To do » Repeat every line of the data exactly, but not the pictures.
________________________________________
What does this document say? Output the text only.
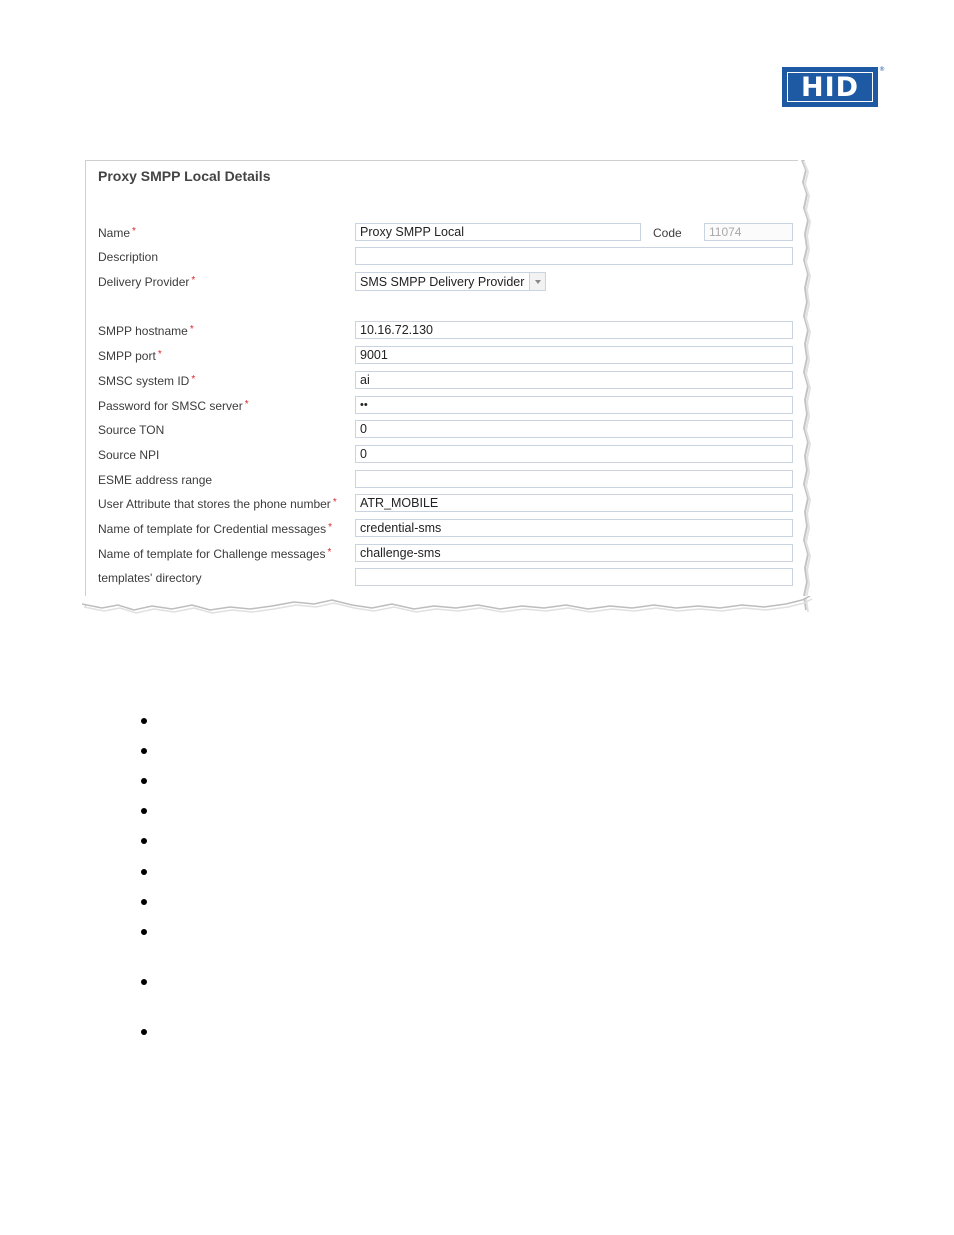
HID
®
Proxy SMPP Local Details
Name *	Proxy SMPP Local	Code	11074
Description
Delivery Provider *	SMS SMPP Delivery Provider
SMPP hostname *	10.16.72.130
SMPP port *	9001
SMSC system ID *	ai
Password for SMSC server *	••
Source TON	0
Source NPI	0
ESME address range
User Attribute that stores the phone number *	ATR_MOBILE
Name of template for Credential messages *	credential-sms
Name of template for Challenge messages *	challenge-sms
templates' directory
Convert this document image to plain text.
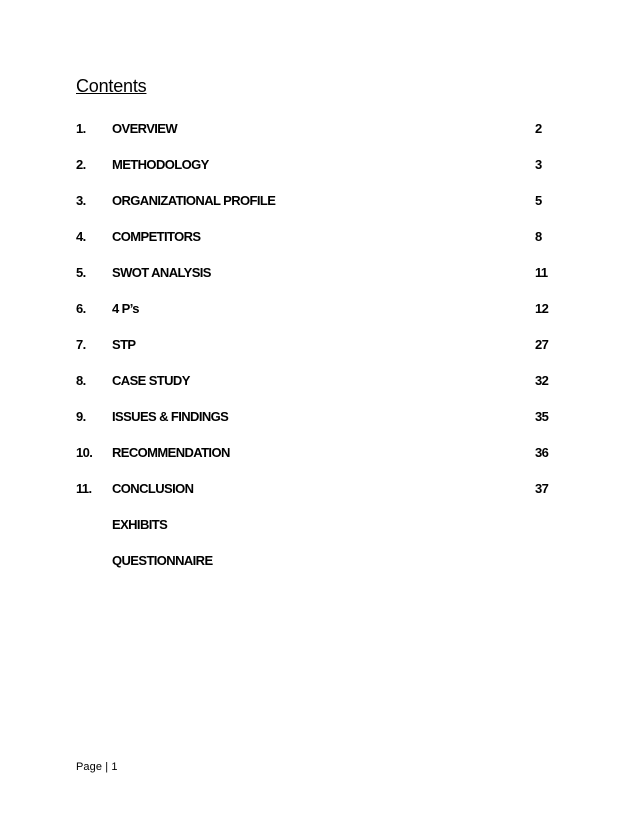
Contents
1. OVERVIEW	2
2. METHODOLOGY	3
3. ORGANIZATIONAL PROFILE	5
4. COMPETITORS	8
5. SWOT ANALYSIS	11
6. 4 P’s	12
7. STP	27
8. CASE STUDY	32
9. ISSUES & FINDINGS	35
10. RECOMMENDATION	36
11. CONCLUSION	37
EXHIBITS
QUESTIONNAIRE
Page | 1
________________________________________
Finished answer »
What does this document say? Output the text only.
HID
®
Proxy SMPP Local Details
Name *	Proxy SMPP Local	Code	11074
Description
Delivery Provider *	SMS SMPP Delivery Provider
SMPP hostname *	10.16.72.130
SMPP port *	9001
SMSC system ID *	ai
Password for SMSC server *	••
Source TON	0
Source NPI	0
ESME address range
User Attribute that stores the phone number *	ATR_MOBILE
Name of template for Credential messages *	credential-sms
Name of template for Challenge messages *	challenge-sms
templates' directory
Convert this document image to plain text.
Contents
1. OVERVIEW	2
2. METHODOLOGY	3
3. ORGANIZATIONAL PROFILE	5
4. COMPETITORS	8
5. SWOT ANALYSIS	11
6. 4 P’s	12
7. STP	27
8. CASE STUDY	32
9. ISSUES & FINDINGS	35
10. RECOMMENDATION	36
11. CONCLUSION	37
EXHIBITS
QUESTIONNAIRE
Page | 1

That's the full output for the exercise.